>> start Exercise materials

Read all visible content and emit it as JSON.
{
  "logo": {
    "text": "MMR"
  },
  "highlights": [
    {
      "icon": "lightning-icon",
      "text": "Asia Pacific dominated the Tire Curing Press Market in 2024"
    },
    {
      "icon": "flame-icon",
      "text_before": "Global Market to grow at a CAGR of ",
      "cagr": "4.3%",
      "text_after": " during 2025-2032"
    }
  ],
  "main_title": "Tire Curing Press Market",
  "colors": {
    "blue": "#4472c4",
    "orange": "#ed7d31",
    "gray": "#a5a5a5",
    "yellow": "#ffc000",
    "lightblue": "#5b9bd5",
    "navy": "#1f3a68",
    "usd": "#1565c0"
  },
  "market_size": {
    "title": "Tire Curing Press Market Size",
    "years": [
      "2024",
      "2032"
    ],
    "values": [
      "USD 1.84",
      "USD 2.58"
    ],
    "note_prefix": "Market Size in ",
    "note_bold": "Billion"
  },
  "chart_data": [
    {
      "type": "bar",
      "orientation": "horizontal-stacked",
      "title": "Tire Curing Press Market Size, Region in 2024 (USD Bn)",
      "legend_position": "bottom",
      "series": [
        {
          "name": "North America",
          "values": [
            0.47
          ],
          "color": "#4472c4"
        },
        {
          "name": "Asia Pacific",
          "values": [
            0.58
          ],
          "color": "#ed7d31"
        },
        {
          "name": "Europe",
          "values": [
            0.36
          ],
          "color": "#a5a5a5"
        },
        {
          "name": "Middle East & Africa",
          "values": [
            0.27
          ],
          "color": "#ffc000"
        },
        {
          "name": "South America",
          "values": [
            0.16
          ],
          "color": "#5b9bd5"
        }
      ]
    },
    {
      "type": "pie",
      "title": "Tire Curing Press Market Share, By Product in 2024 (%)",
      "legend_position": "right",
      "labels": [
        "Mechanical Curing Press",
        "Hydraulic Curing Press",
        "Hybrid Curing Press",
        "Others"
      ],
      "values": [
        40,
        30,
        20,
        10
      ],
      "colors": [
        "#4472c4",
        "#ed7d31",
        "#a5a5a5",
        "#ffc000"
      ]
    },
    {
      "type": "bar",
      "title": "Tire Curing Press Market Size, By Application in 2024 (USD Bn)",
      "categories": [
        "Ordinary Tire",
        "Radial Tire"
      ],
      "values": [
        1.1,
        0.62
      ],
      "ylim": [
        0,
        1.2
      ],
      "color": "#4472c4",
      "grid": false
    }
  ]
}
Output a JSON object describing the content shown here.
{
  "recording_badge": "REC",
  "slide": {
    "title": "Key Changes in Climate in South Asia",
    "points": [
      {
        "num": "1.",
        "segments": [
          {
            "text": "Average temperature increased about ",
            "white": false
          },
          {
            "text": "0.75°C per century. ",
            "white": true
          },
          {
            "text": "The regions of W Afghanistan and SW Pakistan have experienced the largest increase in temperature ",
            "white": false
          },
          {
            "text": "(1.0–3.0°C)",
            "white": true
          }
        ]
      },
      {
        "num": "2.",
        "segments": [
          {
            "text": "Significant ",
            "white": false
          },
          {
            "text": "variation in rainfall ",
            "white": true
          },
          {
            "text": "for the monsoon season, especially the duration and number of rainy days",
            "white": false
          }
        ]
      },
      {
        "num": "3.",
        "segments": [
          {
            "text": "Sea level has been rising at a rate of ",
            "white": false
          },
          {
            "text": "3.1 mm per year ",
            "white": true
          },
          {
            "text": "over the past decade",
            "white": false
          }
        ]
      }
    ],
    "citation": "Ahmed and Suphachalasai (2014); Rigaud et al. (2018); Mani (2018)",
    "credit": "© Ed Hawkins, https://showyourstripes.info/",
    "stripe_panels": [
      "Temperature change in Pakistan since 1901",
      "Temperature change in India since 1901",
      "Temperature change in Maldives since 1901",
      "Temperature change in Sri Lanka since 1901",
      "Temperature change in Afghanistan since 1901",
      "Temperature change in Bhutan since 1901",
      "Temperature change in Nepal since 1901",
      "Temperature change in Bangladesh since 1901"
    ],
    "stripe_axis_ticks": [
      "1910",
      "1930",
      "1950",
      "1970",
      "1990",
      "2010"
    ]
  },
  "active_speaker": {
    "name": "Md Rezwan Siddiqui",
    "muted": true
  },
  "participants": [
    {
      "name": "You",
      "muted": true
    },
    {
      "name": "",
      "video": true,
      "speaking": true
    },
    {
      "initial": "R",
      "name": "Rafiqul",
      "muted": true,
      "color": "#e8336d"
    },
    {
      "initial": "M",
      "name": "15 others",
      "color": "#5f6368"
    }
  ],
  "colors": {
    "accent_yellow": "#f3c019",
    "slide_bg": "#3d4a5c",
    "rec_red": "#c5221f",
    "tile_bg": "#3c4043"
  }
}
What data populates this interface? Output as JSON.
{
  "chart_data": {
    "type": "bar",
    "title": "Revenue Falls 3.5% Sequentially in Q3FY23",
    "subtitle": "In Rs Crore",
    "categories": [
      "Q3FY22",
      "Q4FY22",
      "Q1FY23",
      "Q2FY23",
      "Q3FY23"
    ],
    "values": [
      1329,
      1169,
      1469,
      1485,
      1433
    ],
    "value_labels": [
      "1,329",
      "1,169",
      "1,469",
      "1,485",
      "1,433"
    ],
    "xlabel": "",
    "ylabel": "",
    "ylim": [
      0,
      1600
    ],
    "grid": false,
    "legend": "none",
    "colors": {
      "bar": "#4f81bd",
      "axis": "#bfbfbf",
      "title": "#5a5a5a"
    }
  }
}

>> end Exercise materials

Work to complete:
What is the number of lines in the data that hold the string "Pakistan"? Answer with the number only.

Full answer:
2